Select and copy out every line in the records containing "annotation".

(Stored data)

------------------------

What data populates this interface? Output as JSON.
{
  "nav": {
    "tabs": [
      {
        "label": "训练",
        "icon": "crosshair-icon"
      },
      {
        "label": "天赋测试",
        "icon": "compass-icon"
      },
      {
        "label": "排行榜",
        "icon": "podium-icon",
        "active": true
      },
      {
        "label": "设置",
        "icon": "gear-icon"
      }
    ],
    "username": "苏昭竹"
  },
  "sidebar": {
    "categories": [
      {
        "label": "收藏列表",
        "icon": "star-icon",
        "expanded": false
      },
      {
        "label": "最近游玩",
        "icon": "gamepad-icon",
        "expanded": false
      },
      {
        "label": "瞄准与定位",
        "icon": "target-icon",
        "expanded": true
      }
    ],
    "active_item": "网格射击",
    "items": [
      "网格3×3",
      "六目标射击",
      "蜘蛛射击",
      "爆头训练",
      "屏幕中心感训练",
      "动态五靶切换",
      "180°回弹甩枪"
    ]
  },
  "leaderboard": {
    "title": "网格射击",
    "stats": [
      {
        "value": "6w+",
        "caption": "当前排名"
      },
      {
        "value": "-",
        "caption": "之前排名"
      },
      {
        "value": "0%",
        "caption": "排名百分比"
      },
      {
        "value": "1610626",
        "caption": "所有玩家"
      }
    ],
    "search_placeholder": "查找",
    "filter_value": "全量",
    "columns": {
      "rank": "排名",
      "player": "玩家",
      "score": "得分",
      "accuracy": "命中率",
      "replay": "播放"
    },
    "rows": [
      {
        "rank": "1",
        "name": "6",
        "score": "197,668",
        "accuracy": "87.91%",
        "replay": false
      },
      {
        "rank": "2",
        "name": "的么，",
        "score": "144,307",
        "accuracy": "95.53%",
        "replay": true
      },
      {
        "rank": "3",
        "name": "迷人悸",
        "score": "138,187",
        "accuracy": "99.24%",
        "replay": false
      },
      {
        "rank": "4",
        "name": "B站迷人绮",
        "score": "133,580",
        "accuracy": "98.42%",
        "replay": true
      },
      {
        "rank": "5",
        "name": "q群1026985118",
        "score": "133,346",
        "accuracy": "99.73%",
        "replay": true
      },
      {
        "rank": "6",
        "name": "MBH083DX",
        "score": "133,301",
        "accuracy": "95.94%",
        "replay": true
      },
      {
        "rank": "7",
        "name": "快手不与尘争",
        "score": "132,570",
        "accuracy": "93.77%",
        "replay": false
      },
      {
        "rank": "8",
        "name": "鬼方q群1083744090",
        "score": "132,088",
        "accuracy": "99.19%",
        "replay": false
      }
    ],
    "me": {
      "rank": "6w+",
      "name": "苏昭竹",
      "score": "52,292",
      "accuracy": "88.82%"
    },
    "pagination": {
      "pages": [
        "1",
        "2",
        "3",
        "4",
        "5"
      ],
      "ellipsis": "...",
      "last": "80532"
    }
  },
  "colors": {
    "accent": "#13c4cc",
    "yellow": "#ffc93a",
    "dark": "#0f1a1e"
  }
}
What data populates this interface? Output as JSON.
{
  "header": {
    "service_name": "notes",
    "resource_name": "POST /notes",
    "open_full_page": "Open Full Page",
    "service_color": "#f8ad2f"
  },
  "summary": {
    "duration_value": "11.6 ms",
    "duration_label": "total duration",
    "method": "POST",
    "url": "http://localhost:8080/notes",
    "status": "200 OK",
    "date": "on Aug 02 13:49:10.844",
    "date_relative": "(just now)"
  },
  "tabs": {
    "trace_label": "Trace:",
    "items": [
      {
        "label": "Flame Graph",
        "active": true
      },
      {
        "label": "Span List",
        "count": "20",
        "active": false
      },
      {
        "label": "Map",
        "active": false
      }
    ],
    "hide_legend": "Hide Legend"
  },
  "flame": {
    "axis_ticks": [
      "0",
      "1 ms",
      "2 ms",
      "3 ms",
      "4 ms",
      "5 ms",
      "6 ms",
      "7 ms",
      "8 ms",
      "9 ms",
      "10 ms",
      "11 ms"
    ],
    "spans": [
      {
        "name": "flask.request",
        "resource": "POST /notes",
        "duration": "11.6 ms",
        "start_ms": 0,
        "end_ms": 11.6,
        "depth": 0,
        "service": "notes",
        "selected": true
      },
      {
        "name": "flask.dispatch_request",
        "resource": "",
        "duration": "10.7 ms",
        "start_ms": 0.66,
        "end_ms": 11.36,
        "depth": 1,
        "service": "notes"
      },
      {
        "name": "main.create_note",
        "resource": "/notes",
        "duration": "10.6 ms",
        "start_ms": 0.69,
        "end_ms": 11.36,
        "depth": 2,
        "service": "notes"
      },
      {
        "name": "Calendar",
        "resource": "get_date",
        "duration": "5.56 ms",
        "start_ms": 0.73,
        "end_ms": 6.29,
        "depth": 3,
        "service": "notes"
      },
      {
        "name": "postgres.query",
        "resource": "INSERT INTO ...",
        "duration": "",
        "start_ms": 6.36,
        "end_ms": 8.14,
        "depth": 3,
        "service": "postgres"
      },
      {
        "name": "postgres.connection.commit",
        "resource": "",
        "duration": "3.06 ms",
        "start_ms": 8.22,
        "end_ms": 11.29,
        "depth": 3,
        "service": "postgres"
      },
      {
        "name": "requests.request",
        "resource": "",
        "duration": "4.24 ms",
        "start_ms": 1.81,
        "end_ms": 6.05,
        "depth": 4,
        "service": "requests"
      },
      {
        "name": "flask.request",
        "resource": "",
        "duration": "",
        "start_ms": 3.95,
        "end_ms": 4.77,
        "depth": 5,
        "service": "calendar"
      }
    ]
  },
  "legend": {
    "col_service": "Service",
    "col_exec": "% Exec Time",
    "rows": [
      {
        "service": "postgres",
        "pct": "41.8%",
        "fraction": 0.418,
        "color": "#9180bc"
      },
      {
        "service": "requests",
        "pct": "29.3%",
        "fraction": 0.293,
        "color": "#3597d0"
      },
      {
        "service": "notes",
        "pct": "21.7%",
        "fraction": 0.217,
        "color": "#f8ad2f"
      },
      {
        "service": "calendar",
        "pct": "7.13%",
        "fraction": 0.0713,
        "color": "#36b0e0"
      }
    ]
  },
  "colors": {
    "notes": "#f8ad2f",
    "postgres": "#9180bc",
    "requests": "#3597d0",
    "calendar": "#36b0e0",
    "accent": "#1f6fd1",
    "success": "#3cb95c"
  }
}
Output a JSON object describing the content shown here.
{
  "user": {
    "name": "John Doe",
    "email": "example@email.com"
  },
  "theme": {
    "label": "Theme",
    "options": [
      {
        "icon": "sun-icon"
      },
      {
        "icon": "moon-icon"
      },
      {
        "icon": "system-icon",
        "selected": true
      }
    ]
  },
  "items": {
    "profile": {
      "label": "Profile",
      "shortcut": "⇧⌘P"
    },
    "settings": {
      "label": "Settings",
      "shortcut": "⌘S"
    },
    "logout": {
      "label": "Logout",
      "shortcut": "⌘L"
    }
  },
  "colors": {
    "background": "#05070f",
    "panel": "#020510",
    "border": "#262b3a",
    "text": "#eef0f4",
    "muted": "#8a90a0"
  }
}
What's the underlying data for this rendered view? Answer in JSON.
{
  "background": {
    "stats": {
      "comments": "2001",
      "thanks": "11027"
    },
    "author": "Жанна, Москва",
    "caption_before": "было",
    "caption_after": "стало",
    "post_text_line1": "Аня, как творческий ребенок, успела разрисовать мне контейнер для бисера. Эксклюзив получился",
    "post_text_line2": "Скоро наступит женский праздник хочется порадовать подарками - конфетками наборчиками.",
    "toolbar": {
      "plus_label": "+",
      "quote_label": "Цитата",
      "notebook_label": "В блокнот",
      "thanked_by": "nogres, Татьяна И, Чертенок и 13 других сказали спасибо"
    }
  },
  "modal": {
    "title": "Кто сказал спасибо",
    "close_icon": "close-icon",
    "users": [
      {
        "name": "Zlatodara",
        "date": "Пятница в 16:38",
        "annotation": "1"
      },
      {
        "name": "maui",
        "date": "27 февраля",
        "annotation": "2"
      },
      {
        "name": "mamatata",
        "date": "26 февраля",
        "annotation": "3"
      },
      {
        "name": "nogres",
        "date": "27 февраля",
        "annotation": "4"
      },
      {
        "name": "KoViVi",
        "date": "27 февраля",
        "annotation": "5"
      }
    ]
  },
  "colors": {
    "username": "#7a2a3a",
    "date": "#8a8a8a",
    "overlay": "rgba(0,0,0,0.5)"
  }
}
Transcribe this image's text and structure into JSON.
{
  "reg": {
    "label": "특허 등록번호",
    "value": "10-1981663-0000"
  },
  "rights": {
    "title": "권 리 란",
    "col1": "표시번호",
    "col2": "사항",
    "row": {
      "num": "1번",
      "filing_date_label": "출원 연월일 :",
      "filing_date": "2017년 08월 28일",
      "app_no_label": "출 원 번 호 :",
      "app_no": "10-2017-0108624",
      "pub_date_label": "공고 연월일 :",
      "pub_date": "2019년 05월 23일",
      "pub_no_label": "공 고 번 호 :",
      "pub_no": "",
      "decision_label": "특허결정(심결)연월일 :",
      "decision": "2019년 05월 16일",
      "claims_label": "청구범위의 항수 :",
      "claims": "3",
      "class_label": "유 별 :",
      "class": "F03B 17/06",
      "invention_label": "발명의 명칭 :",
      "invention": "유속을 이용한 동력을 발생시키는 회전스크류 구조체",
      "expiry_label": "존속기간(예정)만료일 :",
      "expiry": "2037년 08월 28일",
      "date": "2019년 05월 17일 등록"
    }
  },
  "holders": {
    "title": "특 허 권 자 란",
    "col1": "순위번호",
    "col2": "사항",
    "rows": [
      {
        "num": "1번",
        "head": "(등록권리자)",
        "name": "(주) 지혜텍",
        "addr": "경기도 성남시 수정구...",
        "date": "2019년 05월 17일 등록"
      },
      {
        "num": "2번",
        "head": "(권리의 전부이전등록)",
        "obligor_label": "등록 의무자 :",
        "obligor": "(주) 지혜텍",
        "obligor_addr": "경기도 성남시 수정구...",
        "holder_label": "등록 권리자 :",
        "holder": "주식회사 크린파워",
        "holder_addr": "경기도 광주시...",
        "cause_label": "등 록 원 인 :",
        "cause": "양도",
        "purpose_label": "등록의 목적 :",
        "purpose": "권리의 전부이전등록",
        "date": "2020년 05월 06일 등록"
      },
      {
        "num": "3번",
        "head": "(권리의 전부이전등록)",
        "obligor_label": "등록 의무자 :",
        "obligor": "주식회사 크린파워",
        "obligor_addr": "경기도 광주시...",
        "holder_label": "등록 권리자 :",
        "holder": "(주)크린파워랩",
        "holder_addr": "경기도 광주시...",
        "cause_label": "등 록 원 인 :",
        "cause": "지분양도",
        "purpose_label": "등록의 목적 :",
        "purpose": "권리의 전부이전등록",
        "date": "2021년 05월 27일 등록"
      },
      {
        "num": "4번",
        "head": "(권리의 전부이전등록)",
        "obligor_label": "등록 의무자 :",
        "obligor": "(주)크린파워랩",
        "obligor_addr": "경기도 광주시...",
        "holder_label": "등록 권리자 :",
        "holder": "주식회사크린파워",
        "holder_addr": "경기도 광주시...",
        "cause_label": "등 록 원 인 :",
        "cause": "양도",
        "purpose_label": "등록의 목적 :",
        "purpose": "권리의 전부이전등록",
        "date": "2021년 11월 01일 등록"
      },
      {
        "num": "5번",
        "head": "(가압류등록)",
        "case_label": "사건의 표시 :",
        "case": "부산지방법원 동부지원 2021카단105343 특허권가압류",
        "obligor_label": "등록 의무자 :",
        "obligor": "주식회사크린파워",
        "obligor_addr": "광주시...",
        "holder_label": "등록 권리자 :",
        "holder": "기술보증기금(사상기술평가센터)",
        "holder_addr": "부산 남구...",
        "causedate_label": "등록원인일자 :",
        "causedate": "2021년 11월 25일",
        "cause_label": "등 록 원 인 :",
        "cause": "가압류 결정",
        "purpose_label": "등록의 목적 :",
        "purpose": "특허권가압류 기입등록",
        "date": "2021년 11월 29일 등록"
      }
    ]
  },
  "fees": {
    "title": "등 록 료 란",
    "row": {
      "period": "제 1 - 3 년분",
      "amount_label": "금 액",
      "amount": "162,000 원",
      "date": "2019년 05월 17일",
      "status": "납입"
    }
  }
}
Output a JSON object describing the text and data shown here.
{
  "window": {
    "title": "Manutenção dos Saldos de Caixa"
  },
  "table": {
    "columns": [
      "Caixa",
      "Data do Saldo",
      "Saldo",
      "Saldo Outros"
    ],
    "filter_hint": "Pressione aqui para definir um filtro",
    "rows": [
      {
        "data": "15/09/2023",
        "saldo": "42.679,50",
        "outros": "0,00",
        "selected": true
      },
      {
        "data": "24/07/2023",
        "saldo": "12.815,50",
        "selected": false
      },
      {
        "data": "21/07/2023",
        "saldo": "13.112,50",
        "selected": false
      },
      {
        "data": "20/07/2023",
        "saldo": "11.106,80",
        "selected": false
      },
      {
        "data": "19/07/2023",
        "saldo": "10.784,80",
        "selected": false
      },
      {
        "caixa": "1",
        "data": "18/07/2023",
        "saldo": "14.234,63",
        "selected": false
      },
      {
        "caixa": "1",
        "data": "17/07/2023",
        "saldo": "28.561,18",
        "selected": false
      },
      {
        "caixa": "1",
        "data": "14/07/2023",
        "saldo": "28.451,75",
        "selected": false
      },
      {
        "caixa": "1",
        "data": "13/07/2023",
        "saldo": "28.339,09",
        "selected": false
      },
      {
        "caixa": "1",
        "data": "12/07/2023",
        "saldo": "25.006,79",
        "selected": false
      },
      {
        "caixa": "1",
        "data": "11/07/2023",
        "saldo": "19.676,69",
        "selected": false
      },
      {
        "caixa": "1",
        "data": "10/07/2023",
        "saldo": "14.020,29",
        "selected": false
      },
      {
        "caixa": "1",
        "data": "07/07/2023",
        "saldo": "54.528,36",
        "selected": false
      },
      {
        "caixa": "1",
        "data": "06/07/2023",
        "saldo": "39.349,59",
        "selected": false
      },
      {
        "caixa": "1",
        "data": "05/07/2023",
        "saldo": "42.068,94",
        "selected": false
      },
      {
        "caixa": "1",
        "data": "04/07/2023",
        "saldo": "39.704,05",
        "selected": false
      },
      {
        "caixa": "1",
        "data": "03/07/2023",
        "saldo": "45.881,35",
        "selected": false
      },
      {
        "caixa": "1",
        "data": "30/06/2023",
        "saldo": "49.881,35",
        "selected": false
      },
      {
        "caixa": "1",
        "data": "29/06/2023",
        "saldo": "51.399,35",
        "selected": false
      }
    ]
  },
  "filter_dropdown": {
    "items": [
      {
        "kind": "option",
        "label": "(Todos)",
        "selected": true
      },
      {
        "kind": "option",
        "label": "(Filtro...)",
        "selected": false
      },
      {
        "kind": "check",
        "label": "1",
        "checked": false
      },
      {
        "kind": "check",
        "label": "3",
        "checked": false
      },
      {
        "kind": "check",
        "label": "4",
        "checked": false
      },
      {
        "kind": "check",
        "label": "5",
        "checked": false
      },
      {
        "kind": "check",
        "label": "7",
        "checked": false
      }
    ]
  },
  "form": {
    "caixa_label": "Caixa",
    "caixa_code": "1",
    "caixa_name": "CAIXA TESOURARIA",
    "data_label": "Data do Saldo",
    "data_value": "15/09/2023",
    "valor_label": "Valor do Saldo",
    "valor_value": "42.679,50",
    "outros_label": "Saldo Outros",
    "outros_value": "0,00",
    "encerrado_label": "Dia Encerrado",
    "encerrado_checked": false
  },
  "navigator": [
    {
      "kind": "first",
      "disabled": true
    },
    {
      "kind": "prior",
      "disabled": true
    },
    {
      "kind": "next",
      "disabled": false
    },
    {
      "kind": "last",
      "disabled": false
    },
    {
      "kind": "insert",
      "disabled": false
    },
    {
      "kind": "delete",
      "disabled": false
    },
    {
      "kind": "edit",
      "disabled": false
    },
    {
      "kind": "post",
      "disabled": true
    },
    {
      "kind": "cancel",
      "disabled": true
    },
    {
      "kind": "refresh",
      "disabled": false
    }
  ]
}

------------------------

TASK RESPONSE:
        "annotation": "1"
        "annotation": "2"
        "annotation": "3"
        "annotation": "4"
        "annotation": "5"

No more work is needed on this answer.